_Work to be completed_
Scan the records below for the line containing "Parse this screenshot: output" and the line containing "What data populates". Copy both, plus every line between, exactly.

_The records_
-=-=-
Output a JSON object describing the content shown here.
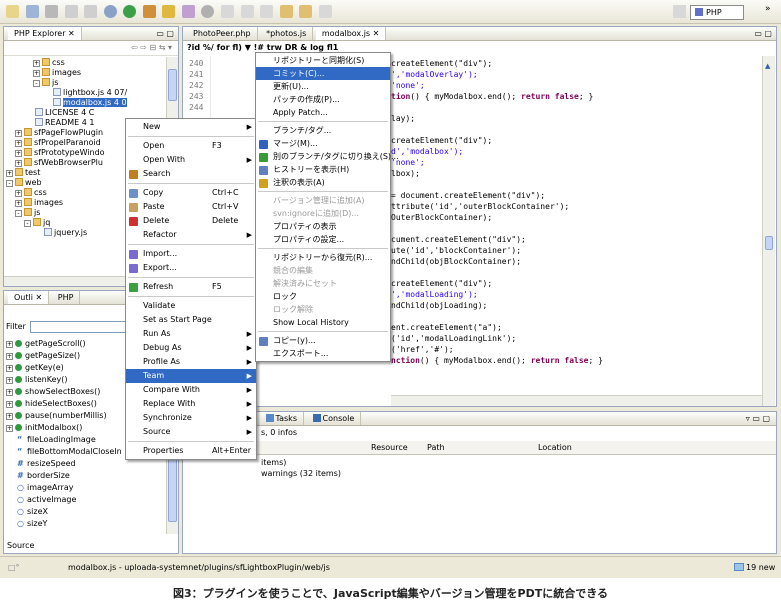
-=-=-
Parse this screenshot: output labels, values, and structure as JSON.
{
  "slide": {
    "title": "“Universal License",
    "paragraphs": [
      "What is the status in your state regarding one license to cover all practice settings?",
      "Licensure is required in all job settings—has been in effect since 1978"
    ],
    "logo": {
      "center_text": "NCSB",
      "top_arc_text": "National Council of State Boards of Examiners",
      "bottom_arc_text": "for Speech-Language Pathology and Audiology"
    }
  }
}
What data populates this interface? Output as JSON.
-=-=-
_Response to this exercise_
Parse this screenshot: output labels, values, and structure as JSON.
{
  "slide": {
    "title": "“Universal License",
    "paragraphs": [
      "What is the status in your state regarding one license to cover all practice settings?",
      "Licensure is required in all job settings—has been in effect since 1978"
    ],
    "logo": {
      "center_text": "NCSB",
      "top_arc_text": "National Council of State Boards of Examiners",
      "bottom_arc_text": "for Speech-Language Pathology and Audiology"
    }
  }
}
What data populates this interface? Output as JSON.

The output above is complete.